TEXT PASSAGE

-----

ZehfussReplace(Determinant(KroneckerProduct(A, B)))

It could be made more robust, e.g. checking for square matrices etc, only two matrices, allowing for symbolic A,B etc. Not sure what your precise requirements are.

If I convert the first line to 1D math you see it is

dim := 1;
A := Matrix(dim, dim, symbol = a);
evalb(factor(Determinant(`⨂`(A, A))) - abs(A)^(2*RowDimension(A)) = 0);

so I think the |A| in the 2D math is being interpreted as abs and not Determinant the first time. Somehow if you leave it as 2D, it interprets as abs the first time and then if you reexecute the same line it "has now figured out" that A is a Matrix and you get the determinant. Very mysterious. The solution is to write out Determinant(A).

for dim = 4, the Kronecker product is 16x16 and the determinant has 16! = 20922789888000 terms, and then you are trying ro factor the result so it isn't unexpected that it takes too long.

I'm not clear about what you mean by "detect whether there is a determinant of a Kronecker product present in an expression."

@Paras31 The Maple values are not what I am getting; I am using default epsilon.

-----

DATASET RECORDS
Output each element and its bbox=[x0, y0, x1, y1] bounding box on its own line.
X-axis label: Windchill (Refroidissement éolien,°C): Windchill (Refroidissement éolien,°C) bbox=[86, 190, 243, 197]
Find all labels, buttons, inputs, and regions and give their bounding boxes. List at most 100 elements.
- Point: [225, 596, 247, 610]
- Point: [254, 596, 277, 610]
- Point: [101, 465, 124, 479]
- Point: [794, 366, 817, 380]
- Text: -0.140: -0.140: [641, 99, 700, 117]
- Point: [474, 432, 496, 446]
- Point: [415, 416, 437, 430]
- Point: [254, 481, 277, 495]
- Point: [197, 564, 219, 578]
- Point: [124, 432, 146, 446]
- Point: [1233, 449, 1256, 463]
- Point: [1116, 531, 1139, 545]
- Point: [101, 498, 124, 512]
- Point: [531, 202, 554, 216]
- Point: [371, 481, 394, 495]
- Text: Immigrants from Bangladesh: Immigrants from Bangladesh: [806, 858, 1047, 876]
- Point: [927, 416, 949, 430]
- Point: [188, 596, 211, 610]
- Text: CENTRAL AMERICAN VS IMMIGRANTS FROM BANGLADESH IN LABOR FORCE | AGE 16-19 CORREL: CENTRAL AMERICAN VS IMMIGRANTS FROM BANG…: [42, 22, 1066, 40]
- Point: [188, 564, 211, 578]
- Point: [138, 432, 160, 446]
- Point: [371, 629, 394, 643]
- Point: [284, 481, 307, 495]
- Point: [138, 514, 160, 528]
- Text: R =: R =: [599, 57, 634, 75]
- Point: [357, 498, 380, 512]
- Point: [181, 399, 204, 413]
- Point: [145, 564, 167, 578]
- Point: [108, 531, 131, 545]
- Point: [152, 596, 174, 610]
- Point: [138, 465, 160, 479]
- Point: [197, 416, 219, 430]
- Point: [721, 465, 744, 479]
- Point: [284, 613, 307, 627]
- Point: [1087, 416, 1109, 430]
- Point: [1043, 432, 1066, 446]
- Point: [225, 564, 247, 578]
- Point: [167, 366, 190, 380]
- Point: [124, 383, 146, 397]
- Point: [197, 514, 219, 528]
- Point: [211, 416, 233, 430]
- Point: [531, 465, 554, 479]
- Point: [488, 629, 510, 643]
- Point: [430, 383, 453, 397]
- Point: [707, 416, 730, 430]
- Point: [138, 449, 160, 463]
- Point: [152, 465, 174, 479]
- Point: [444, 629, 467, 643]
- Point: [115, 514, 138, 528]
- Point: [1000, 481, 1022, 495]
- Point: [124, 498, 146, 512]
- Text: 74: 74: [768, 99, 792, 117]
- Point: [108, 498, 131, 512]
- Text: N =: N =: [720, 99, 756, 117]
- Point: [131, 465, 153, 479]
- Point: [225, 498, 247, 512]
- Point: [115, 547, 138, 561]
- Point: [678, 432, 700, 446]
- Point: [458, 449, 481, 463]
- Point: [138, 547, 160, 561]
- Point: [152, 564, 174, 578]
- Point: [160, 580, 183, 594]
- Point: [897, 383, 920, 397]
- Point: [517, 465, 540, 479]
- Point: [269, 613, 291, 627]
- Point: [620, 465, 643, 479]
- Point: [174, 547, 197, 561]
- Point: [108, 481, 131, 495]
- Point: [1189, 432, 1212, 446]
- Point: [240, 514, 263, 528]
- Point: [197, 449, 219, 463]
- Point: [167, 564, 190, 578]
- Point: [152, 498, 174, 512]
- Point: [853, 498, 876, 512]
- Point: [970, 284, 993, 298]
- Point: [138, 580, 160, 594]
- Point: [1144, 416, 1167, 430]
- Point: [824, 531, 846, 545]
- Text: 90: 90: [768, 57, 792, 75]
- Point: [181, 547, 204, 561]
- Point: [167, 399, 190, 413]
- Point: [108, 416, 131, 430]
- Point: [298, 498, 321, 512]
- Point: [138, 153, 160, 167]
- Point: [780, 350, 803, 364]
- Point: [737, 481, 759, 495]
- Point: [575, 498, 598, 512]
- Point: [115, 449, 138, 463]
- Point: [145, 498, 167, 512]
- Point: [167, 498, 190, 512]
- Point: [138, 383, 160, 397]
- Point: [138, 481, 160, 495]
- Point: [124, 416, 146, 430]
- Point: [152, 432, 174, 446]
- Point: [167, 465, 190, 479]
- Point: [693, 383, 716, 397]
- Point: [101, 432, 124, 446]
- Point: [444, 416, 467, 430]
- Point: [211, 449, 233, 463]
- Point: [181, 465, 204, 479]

-----

YOUR INSTRUCTIONS
In the text about Maple determinants, what fix is given for |A| being read as abs instead of a determinant? Use only the text to answer.

PROBLEM SOLUTION
Write out Determinant(A).